** What to do **
Convert the lines of the records below into a JSON list of strings, with one string per line and blank lines omitted, and leave the pictures out.

** Data section **
• • • • • • •
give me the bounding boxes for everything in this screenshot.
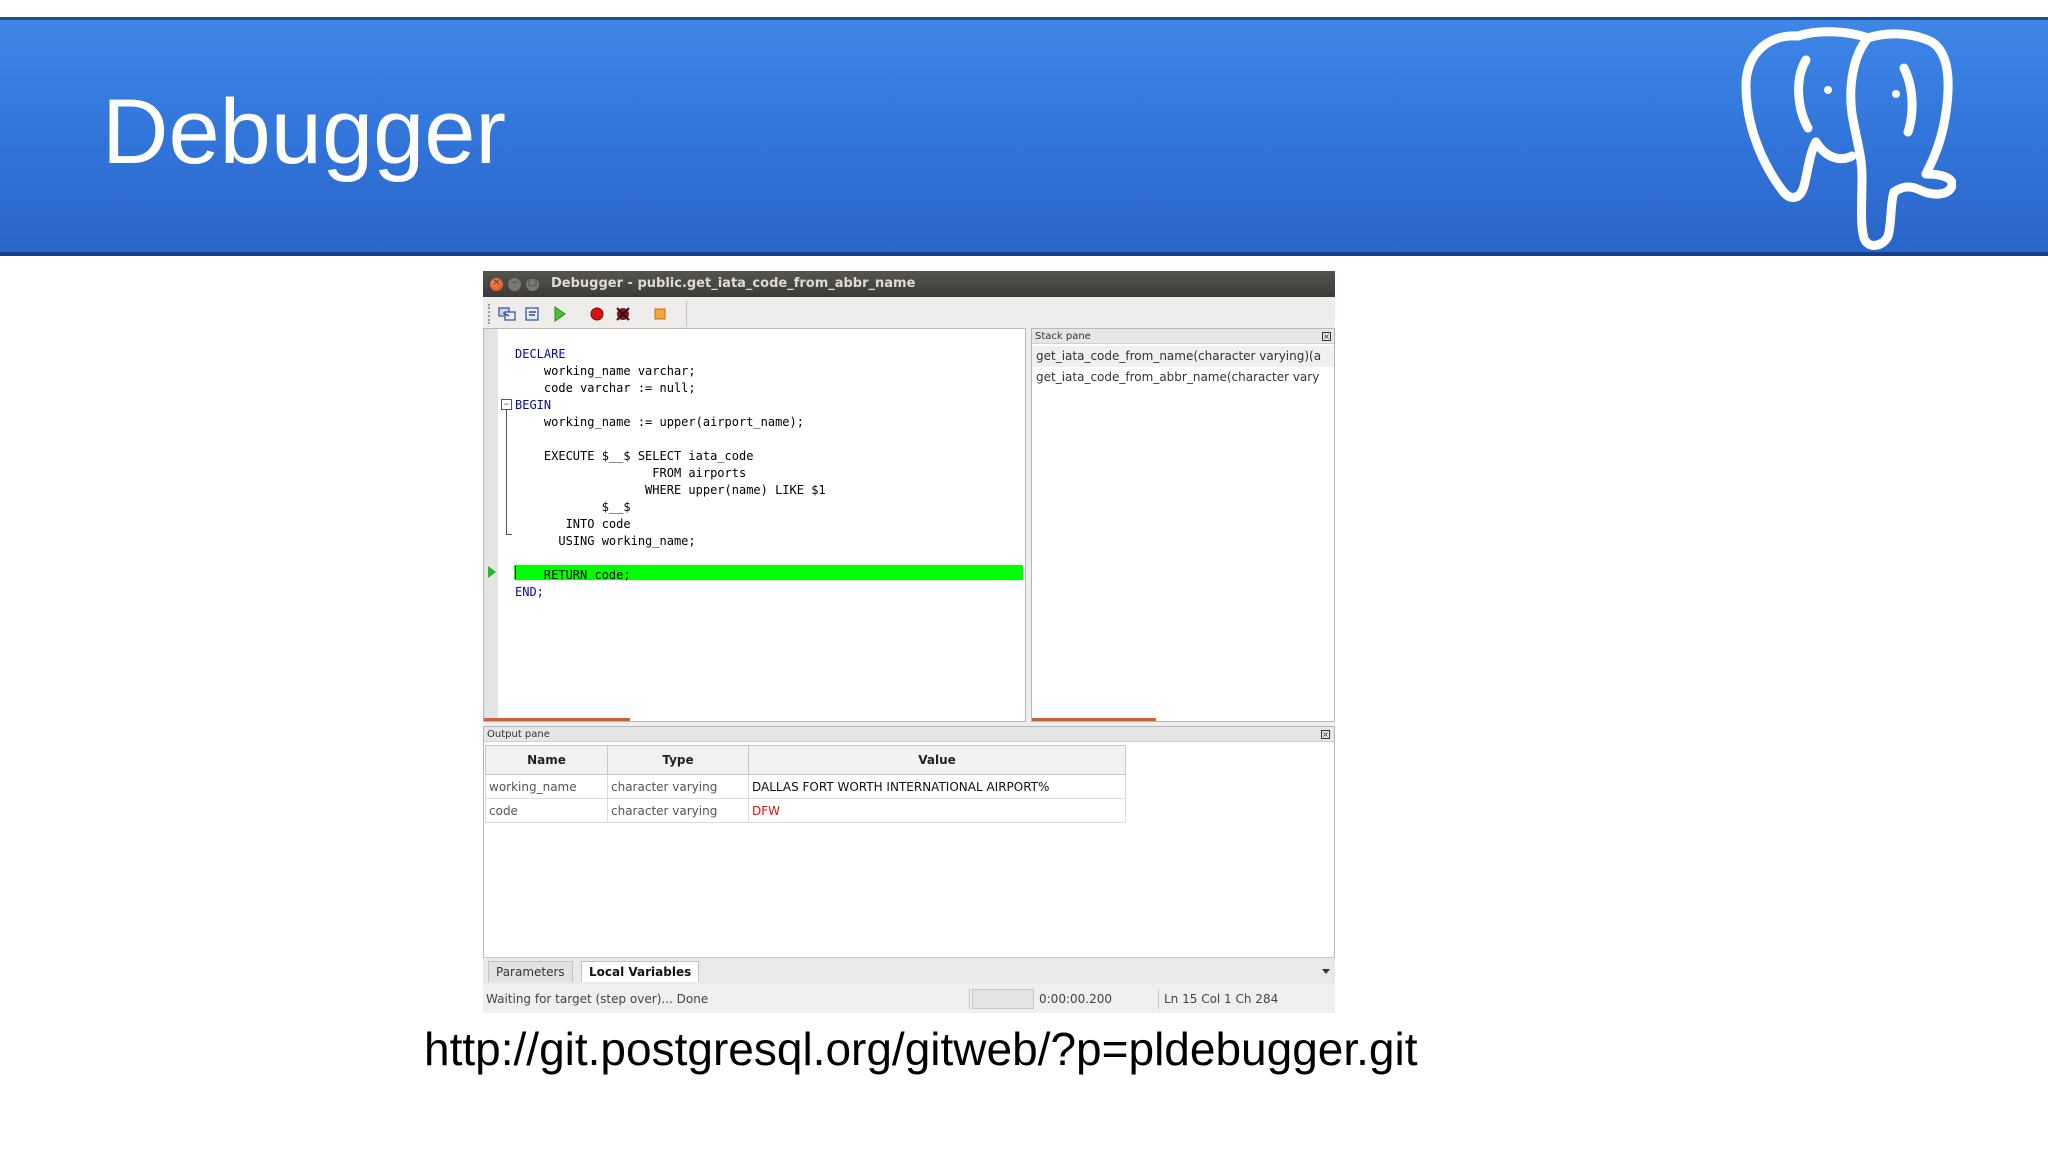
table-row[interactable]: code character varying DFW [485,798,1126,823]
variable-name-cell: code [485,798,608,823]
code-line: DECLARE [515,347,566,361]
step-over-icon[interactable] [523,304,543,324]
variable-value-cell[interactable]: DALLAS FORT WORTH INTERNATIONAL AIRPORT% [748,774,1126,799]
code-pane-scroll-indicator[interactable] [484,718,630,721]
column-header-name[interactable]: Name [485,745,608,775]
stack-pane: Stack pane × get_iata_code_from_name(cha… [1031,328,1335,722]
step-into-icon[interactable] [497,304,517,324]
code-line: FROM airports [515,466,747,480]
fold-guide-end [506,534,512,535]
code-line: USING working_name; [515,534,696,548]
• • • • • • •
** Output below **
[
  "give me the bounding boxes for everything in this screenshot.",
  "table-row[interactable]: code character varying DFW [485,798,1126,823]",
  "variable-name-cell: code [485,798,608,823]",
  "code-line: DECLARE [515,347,566,361]",
  "step-over-icon[interactable] [523,304,543,324]",
  "variable-value-cell[interactable]: DALLAS FORT WORTH INTERNATIONAL AIRPORT% [748,774,1126,799]",
  "code-pane-scroll-indicator[interactable] [484,718,630,721]",
  "column-header-name[interactable]: Name [485,745,608,775]",
  "stack-pane: Stack pane × get_iata_code_from_name(cha… [1031,328,1335,722]",
  "step-into-icon[interactable] [497,304,517,324]",
  "code-line: FROM airports [515,466,747,480]",
  "fold-guide-end [506,534,512,535]",
  "code-line: USING working_name; [515,534,696,548]"
]